◆ **What needs to be done**: Pick out the lines below with "ylabel" and list them.

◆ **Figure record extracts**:

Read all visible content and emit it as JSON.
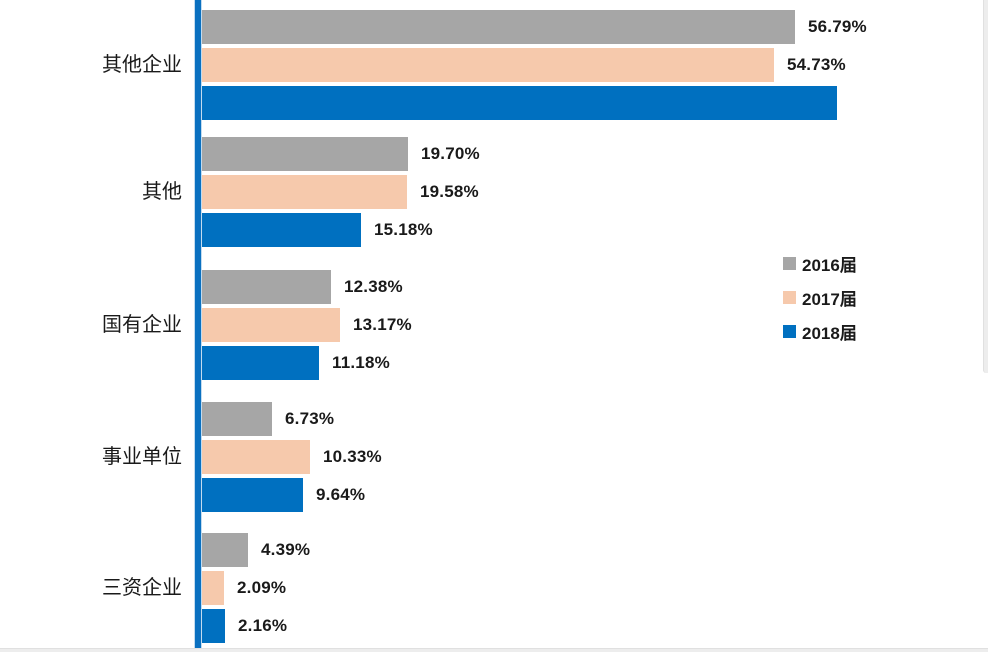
{
  "chart_data": {
    "type": "bar",
    "orientation": "horizontal",
    "title": "",
    "xlabel": "",
    "ylabel": "",
    "xlim": [
      0,
      75
    ],
    "grid": false,
    "categories": [
      "其他企业",
      "其他",
      "国有企业",
      "事业单位",
      "三资企业"
    ],
    "series": [
      {
        "name": "2016届",
        "color": "#A6A6A6",
        "values": [
          56.79,
          19.7,
          12.38,
          6.73,
          4.39
        ],
        "value_labels": [
          "56.79%",
          "19.70%",
          "12.38%",
          "6.73%",
          "4.39%"
        ]
      },
      {
        "name": "2017届",
        "color": "#F6C9AC",
        "values": [
          54.73,
          19.58,
          13.17,
          10.33,
          2.09
        ],
        "value_labels": [
          "54.73%",
          "19.58%",
          "13.17%",
          "10.33%",
          "2.09%"
        ]
      },
      {
        "name": "2018届",
        "color": "#0070C0",
        "values": [
          60.8,
          15.18,
          11.18,
          9.64,
          2.16
        ],
        "value_labels": [
          "",
          "15.18%",
          "11.18%",
          "9.64%",
          "2.16%"
        ],
        "note": "first bar (其他企业) is drawn without a visible data label; 60.8 estimated from bar length"
      }
    ],
    "legend": {
      "position": "middle-right",
      "entries": [
        {
          "label": "2016届",
          "color": "#A6A6A6"
        },
        {
          "label": "2017届",
          "color": "#F6C9AC"
        },
        {
          "label": "2018届",
          "color": "#0070C0"
        }
      ]
    },
    "axis_baseline_color": "#0070C0"
  }
}
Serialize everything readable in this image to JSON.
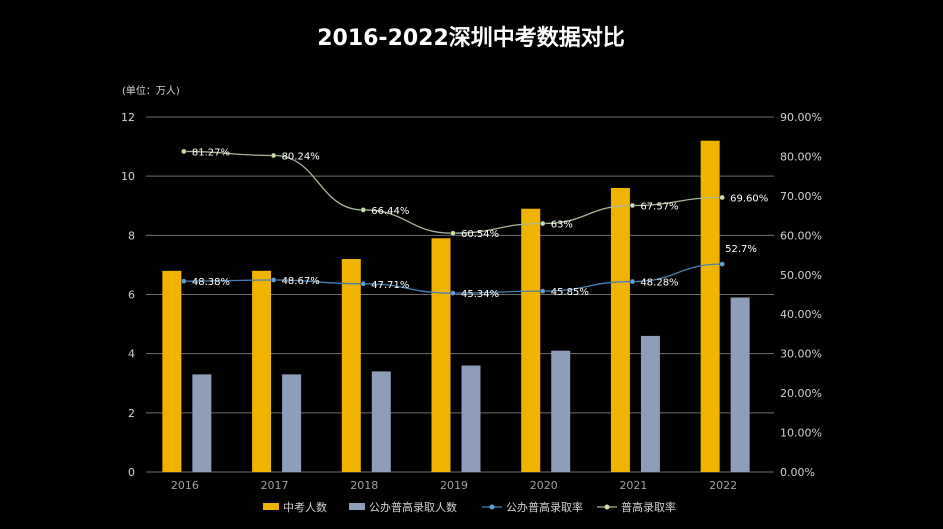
{
  "chart_data": {
    "type": "bar",
    "title": "2016-2022深圳中考数据对比",
    "unit_label": "(单位：万人)",
    "categories": [
      "2016",
      "2017",
      "2018",
      "2019",
      "2020",
      "2021",
      "2022"
    ],
    "y_left": {
      "min": 0,
      "max": 12,
      "ticks": [
        "0",
        "2",
        "4",
        "6",
        "8",
        "10",
        "12"
      ]
    },
    "y_right": {
      "min": 0,
      "max": 90,
      "ticks": [
        "0.00%",
        "10.00%",
        "20.00%",
        "30.00%",
        "40.00%",
        "50.00%",
        "60.00%",
        "70.00%",
        "80.00%",
        "90.00%"
      ]
    },
    "grid": true,
    "legend_position": "bottom",
    "bar_series": [
      {
        "name": "中考人数",
        "color": "#F0B400",
        "values": [
          6.8,
          6.8,
          7.2,
          7.9,
          8.9,
          9.6,
          11.2
        ]
      },
      {
        "name": "公办普高录取人数",
        "color": "#8E9DB9",
        "values": [
          3.3,
          3.3,
          3.4,
          3.6,
          4.1,
          4.6,
          5.9
        ]
      }
    ],
    "line_series": [
      {
        "name": "公办普高录取率",
        "color": "#4A7FB0",
        "values": [
          48.38,
          48.67,
          47.71,
          45.34,
          45.85,
          48.28,
          52.7
        ],
        "labels": [
          "48.38%",
          "48.67%",
          "47.71%",
          "45.34%",
          "45.85%",
          "48.28%",
          "52.7%"
        ]
      },
      {
        "name": "普高录取率",
        "color": "#A8B99A",
        "values": [
          81.27,
          80.24,
          66.44,
          60.54,
          63,
          67.57,
          69.6
        ],
        "labels": [
          "81.27%",
          "80.24%",
          "66.44%",
          "60.54%",
          "63%",
          "67.57%",
          "69.60%"
        ]
      }
    ]
  }
}
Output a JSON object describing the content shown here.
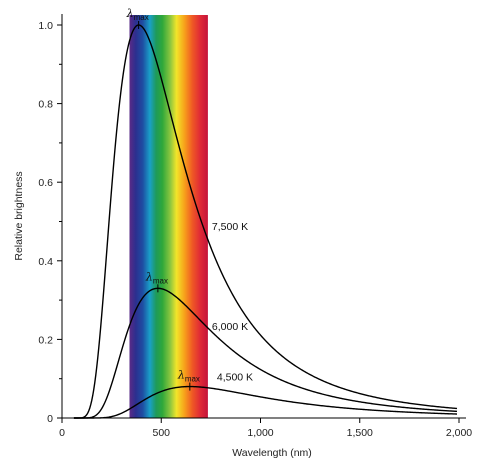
{
  "chart_data": {
    "type": "line",
    "xlabel": "Wavelength (nm)",
    "ylabel": "Relative brightness",
    "xlim": [
      0,
      2000
    ],
    "ylim": [
      0,
      1.05
    ],
    "x_ticks": [
      0,
      500,
      1000,
      1500,
      2000
    ],
    "x_tick_labels": [
      "0",
      "500",
      "1,000",
      "1,500",
      "2,000"
    ],
    "y_ticks": [
      0,
      0.2,
      0.4,
      0.6,
      0.8,
      1.0
    ],
    "y_tick_labels": [
      "0",
      "0.2",
      "0.4",
      "0.6",
      "0.8",
      "1.0"
    ],
    "peak_marker_label": "λmax",
    "visible_band_nm": [
      340,
      735
    ],
    "series": [
      {
        "name": "7,500 K",
        "temperature_K": 7500,
        "peak_x": 386,
        "peak_y": 1.0
      },
      {
        "name": "6,000 K",
        "temperature_K": 6000,
        "peak_x": 483,
        "peak_y": 0.33
      },
      {
        "name": "4,500 K",
        "temperature_K": 4500,
        "peak_x": 644,
        "peak_y": 0.08
      }
    ],
    "grid": false,
    "legend": "none"
  }
}
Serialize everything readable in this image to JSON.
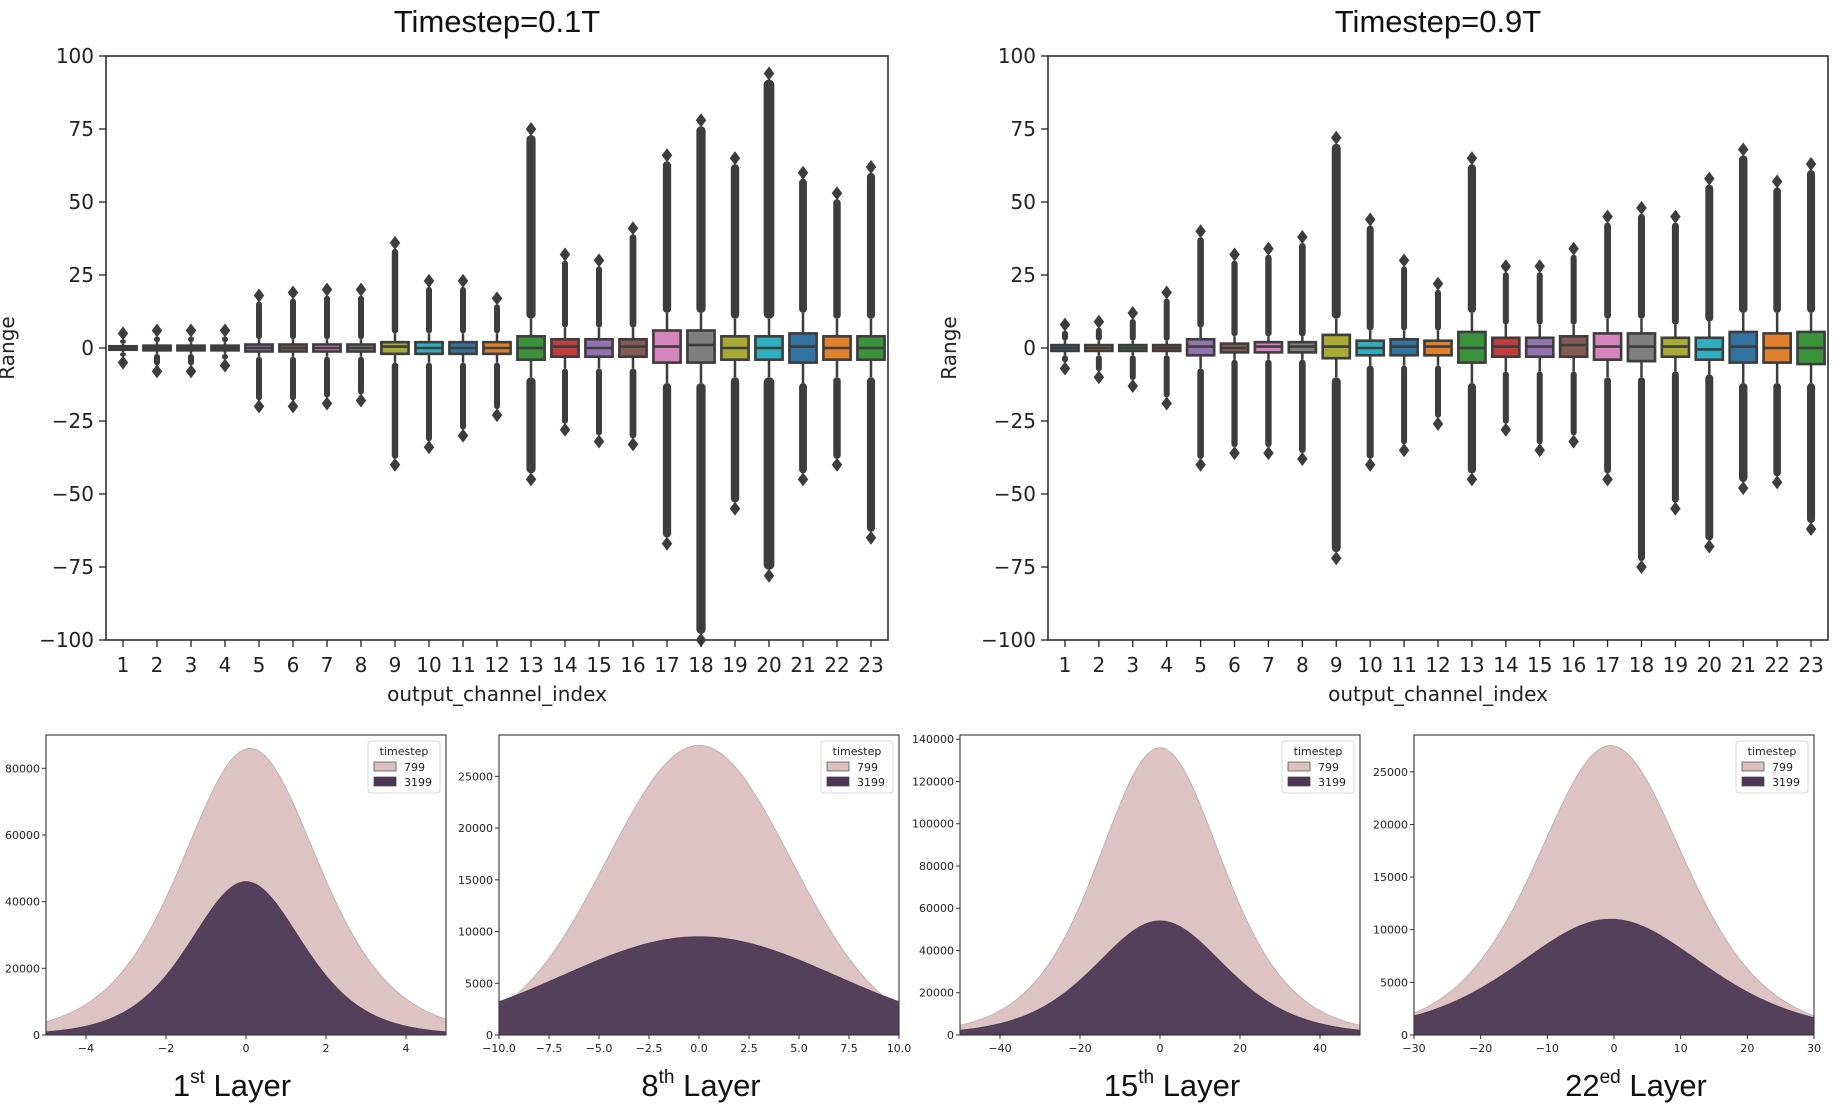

◆ **Problem solution**:
    "ylabel": "",
    "ylabel": "Relative brightness",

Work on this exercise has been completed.